Look through the material below for "eldre". Copy every line that contains it.

MATERIAL FOR THIS EXERCISE
------
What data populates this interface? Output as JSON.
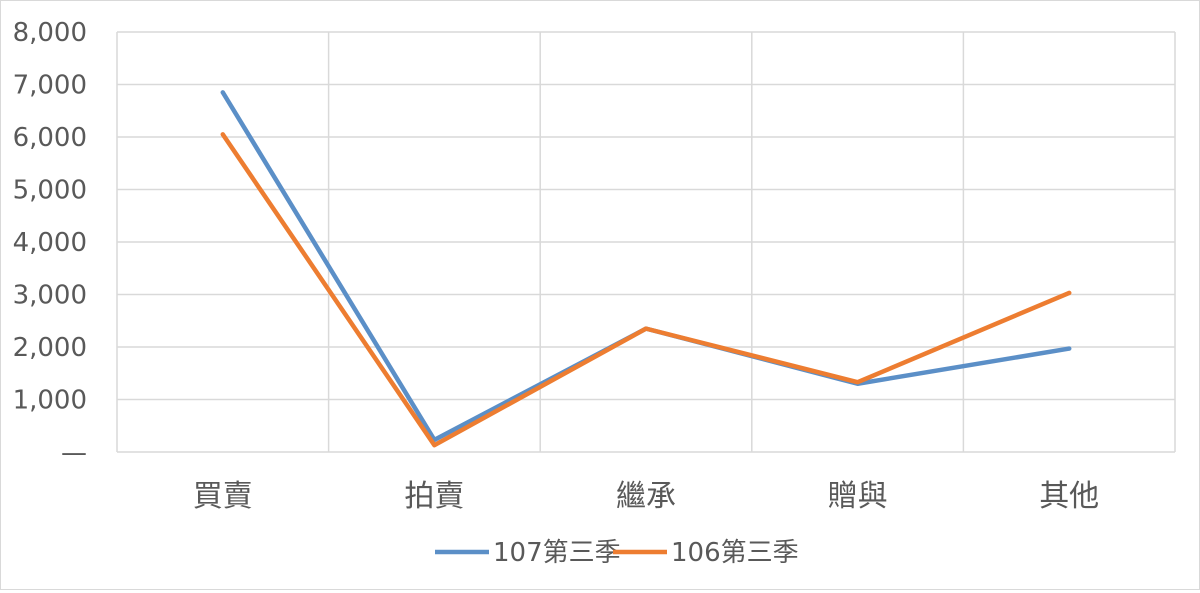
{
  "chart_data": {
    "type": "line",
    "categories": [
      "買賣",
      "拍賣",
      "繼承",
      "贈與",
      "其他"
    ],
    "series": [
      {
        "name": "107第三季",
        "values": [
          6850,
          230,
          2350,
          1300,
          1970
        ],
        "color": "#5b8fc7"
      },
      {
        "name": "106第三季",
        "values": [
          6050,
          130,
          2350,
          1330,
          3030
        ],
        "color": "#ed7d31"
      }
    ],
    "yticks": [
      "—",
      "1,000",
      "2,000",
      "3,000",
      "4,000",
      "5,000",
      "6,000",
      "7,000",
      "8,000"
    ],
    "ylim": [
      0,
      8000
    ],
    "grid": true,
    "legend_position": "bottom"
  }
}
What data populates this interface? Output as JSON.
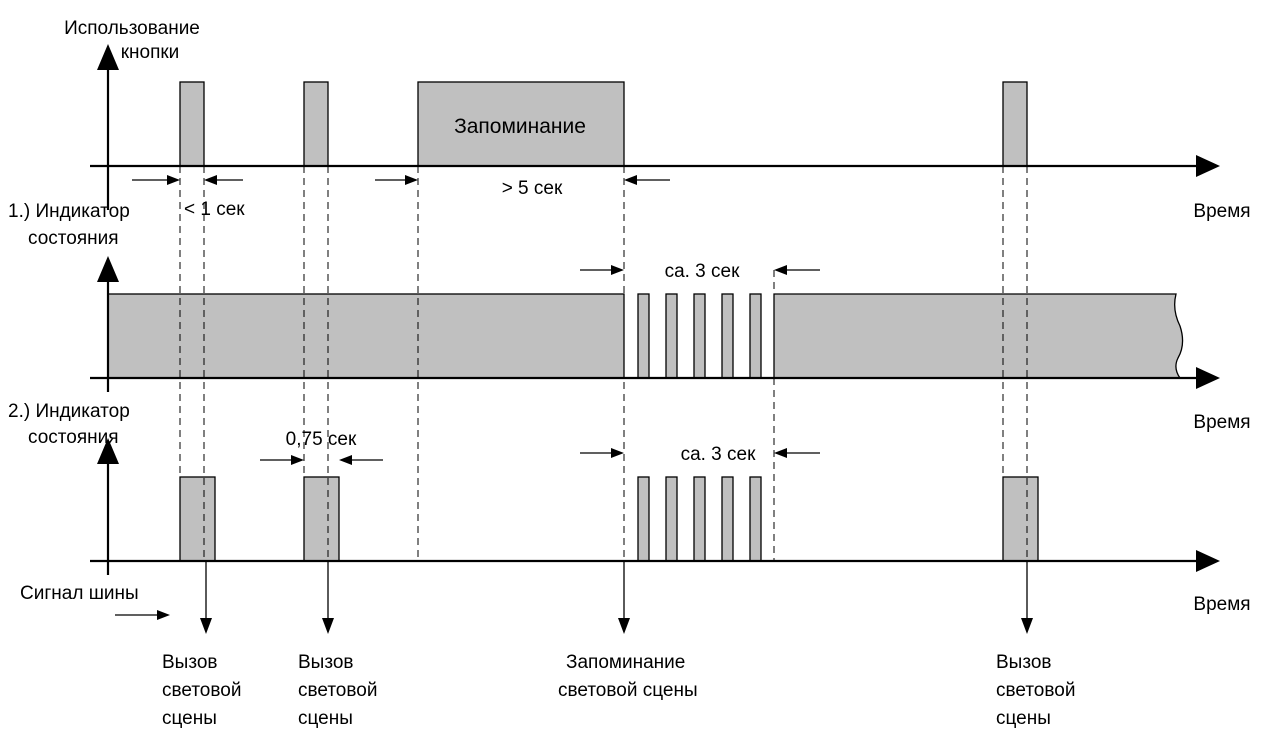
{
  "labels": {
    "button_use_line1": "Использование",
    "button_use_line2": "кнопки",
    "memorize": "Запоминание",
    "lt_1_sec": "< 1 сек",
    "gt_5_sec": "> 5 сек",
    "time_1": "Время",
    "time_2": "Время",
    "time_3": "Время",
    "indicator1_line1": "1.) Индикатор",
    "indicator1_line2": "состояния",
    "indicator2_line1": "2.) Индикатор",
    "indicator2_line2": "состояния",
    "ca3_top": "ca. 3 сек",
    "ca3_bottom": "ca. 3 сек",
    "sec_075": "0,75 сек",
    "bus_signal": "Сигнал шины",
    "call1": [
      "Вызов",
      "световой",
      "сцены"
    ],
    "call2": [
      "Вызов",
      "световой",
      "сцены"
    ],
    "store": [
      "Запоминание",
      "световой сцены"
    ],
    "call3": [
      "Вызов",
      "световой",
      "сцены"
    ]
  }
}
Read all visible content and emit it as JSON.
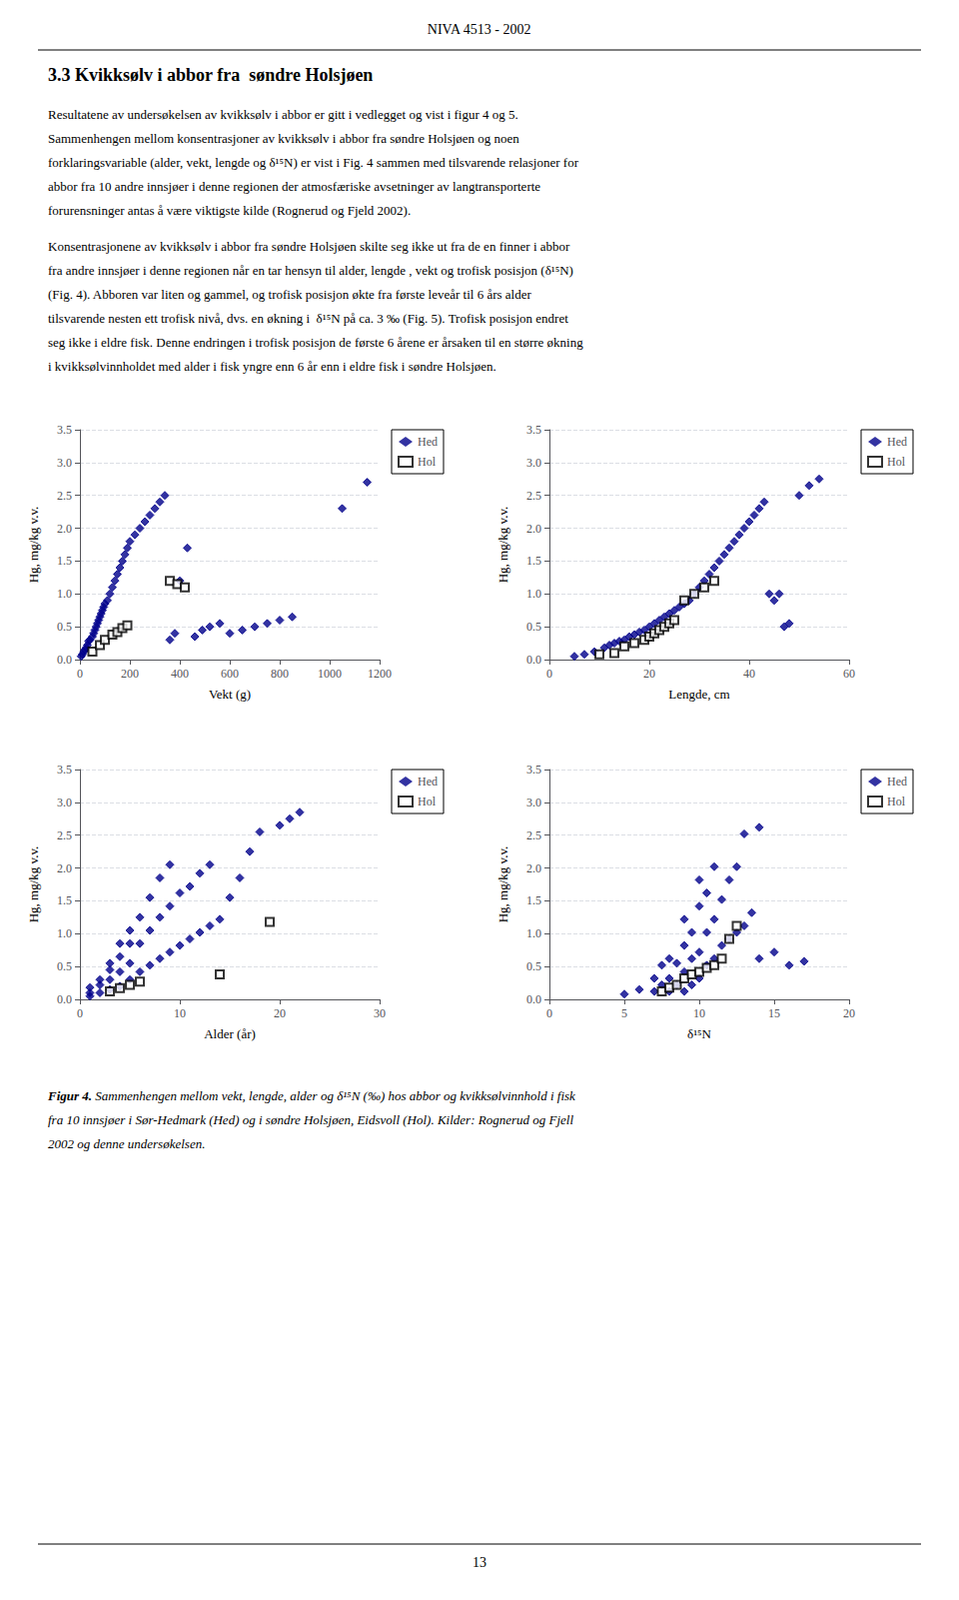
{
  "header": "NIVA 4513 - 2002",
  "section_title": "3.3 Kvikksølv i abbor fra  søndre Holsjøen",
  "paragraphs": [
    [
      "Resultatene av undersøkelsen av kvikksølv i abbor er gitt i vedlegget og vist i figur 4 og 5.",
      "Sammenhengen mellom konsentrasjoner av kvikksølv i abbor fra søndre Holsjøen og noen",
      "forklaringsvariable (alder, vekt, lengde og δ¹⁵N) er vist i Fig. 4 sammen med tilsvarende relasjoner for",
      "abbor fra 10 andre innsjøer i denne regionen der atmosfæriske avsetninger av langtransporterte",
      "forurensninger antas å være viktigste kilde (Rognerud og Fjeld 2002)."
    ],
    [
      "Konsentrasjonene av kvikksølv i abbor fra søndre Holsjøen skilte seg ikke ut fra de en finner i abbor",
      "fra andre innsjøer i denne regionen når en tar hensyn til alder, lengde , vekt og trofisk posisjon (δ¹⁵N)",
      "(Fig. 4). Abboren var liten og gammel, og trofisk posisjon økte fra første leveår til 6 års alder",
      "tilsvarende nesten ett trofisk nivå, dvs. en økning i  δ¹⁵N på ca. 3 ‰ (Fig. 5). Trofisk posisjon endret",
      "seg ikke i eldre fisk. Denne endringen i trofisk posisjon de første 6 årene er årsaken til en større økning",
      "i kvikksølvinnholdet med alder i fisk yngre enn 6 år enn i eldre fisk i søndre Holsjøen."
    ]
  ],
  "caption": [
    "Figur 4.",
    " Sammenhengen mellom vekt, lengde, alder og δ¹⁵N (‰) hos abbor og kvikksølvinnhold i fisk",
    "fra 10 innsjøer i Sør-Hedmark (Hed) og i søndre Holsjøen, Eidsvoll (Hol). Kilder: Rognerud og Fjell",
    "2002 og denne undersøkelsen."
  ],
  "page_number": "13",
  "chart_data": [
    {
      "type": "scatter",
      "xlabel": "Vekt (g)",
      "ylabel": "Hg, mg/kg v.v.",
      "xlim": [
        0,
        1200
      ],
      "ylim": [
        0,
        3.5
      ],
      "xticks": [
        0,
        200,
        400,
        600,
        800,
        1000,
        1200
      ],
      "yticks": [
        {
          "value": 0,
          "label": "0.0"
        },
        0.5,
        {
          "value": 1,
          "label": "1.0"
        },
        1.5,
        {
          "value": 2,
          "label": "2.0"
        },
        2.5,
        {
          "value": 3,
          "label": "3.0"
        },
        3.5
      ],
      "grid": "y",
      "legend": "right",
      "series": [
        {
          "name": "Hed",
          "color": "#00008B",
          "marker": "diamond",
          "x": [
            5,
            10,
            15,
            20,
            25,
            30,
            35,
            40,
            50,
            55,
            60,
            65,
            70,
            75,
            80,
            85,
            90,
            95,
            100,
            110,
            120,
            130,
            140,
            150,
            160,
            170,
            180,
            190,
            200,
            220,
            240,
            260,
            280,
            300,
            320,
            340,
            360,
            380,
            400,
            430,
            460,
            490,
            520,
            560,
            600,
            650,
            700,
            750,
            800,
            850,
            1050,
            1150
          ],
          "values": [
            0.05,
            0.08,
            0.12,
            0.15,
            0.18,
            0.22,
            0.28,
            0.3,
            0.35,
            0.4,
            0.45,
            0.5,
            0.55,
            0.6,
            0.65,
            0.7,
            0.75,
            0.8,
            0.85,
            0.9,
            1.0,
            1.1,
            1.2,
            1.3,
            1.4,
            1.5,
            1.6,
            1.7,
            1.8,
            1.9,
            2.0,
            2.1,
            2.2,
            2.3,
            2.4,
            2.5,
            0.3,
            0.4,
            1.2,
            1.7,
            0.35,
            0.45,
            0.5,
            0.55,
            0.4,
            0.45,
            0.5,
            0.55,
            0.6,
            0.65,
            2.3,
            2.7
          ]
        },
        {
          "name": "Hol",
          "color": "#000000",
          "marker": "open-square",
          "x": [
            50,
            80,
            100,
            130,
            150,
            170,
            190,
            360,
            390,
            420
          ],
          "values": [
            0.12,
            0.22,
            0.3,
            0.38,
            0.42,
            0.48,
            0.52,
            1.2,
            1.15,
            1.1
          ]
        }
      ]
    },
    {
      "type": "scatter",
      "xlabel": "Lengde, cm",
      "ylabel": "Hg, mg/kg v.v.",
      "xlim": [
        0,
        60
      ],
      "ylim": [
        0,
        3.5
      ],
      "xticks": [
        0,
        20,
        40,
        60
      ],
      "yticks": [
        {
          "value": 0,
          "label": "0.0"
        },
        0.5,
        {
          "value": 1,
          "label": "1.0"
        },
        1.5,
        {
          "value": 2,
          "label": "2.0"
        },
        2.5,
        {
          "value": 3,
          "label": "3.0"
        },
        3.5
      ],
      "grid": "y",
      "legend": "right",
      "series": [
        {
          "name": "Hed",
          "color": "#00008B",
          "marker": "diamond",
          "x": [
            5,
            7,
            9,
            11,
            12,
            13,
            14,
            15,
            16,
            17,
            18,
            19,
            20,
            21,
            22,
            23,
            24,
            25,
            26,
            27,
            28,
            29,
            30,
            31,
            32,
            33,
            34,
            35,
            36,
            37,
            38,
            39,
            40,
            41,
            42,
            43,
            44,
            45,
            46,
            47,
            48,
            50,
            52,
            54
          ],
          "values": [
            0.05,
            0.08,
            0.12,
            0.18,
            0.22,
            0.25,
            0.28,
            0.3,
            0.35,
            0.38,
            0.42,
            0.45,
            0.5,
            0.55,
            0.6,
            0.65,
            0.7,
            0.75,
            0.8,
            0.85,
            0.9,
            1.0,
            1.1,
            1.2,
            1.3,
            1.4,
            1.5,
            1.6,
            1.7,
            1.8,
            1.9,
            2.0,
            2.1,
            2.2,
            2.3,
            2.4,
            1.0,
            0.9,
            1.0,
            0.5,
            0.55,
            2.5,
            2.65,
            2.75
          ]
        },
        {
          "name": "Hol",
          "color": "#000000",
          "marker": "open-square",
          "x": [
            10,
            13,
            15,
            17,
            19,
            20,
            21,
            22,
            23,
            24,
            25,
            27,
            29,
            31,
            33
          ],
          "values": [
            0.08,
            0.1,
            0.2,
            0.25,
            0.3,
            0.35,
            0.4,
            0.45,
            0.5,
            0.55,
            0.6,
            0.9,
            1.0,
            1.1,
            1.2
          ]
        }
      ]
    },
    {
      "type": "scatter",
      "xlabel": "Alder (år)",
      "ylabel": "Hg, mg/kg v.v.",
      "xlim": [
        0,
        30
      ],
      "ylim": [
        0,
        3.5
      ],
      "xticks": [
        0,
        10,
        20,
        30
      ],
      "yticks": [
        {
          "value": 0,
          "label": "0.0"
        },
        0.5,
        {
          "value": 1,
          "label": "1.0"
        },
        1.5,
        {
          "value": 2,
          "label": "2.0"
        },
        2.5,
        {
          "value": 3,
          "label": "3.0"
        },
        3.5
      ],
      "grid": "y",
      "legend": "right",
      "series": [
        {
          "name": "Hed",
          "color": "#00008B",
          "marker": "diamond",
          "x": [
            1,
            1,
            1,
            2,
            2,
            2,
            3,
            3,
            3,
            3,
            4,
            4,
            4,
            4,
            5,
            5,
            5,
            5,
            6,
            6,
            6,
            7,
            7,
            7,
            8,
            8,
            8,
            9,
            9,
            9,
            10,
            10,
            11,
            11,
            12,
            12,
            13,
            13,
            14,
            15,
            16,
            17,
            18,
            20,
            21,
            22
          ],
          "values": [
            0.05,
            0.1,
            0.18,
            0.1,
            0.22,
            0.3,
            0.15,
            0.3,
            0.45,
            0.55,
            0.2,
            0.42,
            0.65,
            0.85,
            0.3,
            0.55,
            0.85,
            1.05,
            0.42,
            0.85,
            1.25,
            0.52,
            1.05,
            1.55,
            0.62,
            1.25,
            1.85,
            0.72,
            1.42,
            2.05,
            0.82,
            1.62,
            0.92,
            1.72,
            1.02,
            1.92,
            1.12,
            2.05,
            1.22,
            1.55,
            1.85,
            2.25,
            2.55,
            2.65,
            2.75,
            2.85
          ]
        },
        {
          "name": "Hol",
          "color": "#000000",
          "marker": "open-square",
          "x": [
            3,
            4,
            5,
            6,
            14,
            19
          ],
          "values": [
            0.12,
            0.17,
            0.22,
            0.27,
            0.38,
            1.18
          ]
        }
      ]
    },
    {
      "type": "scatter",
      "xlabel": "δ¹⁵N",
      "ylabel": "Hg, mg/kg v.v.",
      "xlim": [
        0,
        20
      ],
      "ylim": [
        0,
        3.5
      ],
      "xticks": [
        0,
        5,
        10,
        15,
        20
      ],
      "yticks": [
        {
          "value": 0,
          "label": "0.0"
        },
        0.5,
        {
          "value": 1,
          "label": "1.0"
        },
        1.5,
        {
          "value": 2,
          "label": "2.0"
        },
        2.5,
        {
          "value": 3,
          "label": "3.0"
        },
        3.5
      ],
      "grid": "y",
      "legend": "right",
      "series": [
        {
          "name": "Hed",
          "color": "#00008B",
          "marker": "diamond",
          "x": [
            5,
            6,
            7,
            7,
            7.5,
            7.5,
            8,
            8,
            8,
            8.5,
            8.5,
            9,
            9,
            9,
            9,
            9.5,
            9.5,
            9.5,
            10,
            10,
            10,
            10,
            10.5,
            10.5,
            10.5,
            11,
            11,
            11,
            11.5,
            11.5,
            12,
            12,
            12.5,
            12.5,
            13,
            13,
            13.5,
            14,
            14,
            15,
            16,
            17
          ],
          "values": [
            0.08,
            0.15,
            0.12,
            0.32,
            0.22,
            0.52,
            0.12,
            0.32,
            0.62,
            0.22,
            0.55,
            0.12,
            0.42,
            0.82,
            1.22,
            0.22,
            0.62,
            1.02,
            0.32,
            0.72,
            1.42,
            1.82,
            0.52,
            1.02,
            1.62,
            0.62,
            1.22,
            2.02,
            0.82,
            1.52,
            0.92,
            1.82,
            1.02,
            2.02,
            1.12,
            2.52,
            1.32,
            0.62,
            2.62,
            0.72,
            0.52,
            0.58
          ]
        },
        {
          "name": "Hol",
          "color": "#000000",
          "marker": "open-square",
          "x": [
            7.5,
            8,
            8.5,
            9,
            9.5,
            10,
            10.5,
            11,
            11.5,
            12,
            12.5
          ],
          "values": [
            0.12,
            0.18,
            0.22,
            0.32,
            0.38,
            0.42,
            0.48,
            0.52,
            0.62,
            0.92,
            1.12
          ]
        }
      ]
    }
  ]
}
------
FULL SOLUTION
      "seg ikke i eldre fisk. Denne endringen i trofisk posisjon de første 6 årene er årsaken til en større økning",
      "i kvikksølvinnholdet med alder i fisk yngre enn 6 år enn i eldre fisk i søndre Holsjøen."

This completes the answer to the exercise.